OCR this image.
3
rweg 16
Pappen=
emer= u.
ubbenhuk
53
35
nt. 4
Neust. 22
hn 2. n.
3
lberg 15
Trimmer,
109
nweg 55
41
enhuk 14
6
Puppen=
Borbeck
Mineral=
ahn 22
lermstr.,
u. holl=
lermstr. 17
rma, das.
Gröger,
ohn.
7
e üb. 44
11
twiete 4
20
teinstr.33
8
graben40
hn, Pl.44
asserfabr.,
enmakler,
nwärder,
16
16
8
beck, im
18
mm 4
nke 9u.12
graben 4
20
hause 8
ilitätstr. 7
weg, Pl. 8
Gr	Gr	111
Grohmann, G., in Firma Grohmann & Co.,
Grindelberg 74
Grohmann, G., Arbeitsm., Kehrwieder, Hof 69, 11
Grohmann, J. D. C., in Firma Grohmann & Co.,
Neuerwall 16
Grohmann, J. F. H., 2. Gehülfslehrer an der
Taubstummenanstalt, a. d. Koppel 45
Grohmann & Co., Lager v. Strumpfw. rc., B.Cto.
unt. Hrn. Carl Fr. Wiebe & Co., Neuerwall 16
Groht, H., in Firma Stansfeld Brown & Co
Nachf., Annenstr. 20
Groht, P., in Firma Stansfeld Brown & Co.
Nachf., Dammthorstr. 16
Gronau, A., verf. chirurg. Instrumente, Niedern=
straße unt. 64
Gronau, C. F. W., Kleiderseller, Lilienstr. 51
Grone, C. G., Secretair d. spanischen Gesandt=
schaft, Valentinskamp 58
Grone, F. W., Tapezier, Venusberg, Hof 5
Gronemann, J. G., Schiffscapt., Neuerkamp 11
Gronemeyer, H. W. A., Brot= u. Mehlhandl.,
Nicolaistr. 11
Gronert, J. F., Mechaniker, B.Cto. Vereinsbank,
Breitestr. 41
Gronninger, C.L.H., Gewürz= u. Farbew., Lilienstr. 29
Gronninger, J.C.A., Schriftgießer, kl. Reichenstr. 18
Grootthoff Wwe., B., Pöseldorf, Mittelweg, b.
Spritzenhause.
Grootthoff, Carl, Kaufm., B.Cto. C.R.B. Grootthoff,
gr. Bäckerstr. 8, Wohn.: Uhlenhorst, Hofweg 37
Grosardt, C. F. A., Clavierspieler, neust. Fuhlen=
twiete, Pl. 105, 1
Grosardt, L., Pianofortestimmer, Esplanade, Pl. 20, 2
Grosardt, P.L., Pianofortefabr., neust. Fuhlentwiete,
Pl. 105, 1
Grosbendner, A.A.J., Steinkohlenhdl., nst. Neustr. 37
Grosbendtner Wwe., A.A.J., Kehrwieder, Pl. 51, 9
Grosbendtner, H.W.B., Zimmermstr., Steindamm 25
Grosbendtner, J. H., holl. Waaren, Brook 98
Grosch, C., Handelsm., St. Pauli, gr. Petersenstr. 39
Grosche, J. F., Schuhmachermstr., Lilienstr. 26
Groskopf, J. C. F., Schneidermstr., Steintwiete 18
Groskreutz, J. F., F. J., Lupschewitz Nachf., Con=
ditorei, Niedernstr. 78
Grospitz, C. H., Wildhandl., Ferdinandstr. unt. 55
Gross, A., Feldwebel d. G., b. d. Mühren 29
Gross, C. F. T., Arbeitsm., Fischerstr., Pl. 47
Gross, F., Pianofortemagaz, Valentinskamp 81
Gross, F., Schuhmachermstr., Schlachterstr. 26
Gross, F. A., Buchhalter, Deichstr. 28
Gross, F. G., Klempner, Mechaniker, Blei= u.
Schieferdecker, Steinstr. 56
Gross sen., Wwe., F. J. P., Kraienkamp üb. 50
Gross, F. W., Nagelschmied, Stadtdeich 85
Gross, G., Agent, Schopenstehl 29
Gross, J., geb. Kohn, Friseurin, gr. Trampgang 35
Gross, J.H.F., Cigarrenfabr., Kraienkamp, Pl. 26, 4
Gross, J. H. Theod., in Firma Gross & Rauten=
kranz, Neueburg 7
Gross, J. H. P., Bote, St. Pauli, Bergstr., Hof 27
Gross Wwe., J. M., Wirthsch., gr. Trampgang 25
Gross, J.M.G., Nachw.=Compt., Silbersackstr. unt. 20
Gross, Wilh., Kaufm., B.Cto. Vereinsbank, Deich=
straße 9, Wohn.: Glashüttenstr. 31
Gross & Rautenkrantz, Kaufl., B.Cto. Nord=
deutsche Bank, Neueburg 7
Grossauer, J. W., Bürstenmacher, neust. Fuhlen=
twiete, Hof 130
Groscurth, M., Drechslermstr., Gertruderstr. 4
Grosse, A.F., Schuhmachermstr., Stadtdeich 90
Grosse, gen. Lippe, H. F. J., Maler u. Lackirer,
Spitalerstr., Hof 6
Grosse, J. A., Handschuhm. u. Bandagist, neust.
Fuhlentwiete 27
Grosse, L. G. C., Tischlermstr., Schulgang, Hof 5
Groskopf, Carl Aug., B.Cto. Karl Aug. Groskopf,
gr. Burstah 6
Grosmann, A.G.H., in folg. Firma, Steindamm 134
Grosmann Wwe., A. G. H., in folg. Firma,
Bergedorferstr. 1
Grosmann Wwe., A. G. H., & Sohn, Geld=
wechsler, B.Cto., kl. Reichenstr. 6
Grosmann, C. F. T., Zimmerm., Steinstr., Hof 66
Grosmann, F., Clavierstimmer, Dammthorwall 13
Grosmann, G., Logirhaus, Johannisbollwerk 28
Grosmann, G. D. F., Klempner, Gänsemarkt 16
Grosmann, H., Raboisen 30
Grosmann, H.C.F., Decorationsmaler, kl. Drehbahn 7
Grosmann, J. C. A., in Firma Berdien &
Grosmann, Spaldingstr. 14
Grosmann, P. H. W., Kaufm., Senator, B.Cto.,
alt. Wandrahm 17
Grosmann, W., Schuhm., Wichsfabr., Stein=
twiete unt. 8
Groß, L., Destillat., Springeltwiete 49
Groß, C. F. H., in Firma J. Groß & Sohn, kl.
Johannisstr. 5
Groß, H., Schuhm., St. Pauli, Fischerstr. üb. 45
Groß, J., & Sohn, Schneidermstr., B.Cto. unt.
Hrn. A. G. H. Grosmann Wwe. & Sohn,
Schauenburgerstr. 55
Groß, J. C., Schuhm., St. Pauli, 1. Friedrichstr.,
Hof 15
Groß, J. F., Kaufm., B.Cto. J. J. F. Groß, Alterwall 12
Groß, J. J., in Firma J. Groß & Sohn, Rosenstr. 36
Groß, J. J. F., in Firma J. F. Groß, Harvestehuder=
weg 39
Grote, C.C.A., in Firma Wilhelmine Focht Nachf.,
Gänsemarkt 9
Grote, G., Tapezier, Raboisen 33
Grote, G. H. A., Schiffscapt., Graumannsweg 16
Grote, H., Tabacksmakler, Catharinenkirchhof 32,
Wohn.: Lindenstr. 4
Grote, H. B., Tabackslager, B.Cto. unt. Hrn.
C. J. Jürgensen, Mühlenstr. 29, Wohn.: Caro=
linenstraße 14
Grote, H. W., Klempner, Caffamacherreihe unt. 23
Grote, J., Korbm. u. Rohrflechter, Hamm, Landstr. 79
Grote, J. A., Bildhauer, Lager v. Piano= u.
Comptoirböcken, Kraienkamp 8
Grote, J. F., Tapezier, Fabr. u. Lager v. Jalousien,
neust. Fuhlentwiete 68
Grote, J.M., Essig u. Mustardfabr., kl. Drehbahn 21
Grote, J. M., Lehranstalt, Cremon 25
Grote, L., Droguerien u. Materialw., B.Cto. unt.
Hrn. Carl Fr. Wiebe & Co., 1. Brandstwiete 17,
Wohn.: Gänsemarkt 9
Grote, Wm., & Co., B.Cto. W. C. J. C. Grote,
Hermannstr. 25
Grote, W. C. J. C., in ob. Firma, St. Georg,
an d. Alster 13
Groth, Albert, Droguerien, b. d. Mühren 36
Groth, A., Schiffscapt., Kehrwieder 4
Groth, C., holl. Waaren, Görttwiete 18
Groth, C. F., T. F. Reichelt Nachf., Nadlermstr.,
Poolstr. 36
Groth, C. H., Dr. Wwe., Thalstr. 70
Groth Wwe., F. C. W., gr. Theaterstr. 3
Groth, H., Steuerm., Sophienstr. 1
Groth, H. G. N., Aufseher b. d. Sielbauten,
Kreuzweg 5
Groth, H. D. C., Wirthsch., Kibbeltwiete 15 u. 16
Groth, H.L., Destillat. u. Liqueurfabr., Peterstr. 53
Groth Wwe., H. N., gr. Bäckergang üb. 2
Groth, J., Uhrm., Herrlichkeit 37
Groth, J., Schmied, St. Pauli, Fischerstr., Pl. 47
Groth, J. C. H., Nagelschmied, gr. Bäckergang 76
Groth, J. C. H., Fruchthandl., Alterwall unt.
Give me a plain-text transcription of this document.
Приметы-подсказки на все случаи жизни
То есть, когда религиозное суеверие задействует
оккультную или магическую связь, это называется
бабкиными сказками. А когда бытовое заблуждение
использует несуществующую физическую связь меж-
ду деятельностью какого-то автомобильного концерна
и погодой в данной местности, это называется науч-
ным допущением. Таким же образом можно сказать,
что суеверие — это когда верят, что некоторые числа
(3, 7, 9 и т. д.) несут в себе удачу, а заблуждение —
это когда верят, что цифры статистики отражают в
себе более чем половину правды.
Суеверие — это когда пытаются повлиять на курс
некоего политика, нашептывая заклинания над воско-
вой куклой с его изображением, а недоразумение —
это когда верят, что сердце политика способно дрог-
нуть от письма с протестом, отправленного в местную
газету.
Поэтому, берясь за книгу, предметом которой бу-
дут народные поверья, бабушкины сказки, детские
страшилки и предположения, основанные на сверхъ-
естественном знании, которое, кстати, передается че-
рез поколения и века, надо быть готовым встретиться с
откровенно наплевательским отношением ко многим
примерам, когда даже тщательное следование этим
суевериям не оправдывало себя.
▬▬▬▬▬▬
State the number of lines holding the word "Wirthsch" in the listing. Add nothing else.

* **Task result**
2